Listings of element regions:
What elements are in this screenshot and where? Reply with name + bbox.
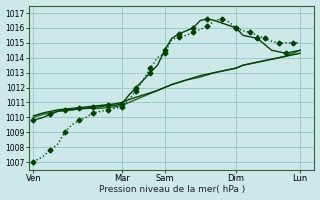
X-axis label: Pression niveau de la mer( hPa ): Pression niveau de la mer( hPa ) <box>99 185 245 194</box>
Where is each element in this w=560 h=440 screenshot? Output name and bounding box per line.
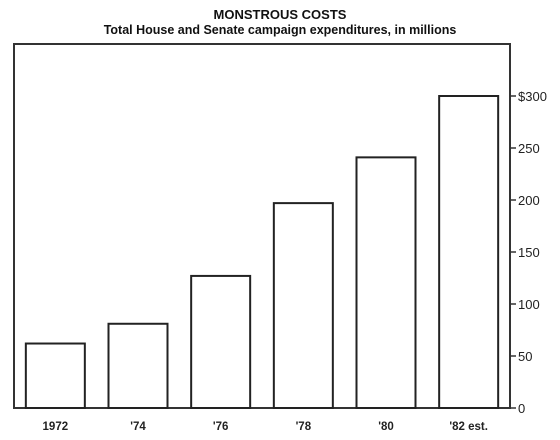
- bar-0: [24, 342, 86, 409]
- x-tick-label-5: '82 est.: [449, 421, 488, 433]
- x-tick-label-1: '74: [130, 421, 146, 433]
- y-tick-label-4: 200: [518, 193, 540, 208]
- y-tick-label-6: $300: [518, 89, 547, 104]
- y-tick-label-1: 50: [518, 349, 532, 364]
- bar-4: [355, 156, 417, 409]
- chart-subtitle: Total House and Senate campaign expendit…: [103, 23, 457, 37]
- y-axis: 0 50 100 150 200 250 $300: [510, 89, 547, 416]
- plot-frame: [13, 43, 511, 409]
- x-tick-label-3: '78: [296, 421, 312, 433]
- bar-3: [272, 202, 334, 409]
- bar-2: [190, 274, 252, 410]
- y-tick-label-5: 250: [518, 141, 540, 156]
- plot-border: [13, 43, 511, 409]
- chart-title: MONSTROUS COSTS: [213, 7, 347, 22]
- x-tick-label-0: 1972: [43, 421, 69, 433]
- y-tick-label-0: 0: [518, 401, 525, 416]
- x-tick-label-4: '80: [378, 421, 394, 433]
- bar-1: [107, 322, 169, 410]
- x-tick-label-2: '76: [213, 421, 229, 433]
- y-tick-label-3: 150: [518, 245, 540, 260]
- y-tick-label-2: 100: [518, 297, 540, 312]
- bars: [24, 95, 500, 410]
- bar-5: [438, 95, 500, 409]
- x-axis: 1972 '74 '76 '78 '80 '82 est.: [43, 421, 488, 433]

EXERCISE AIM:
From the items above, collect every line that contains the string "chart" and copy each one.

RESPONSE FOR THIS EXERCISE:
- chart-subtitle: Total House and Senate campaign expendit…: [103, 23, 457, 37]
- chart-title: MONSTROUS COSTS: [213, 7, 347, 22]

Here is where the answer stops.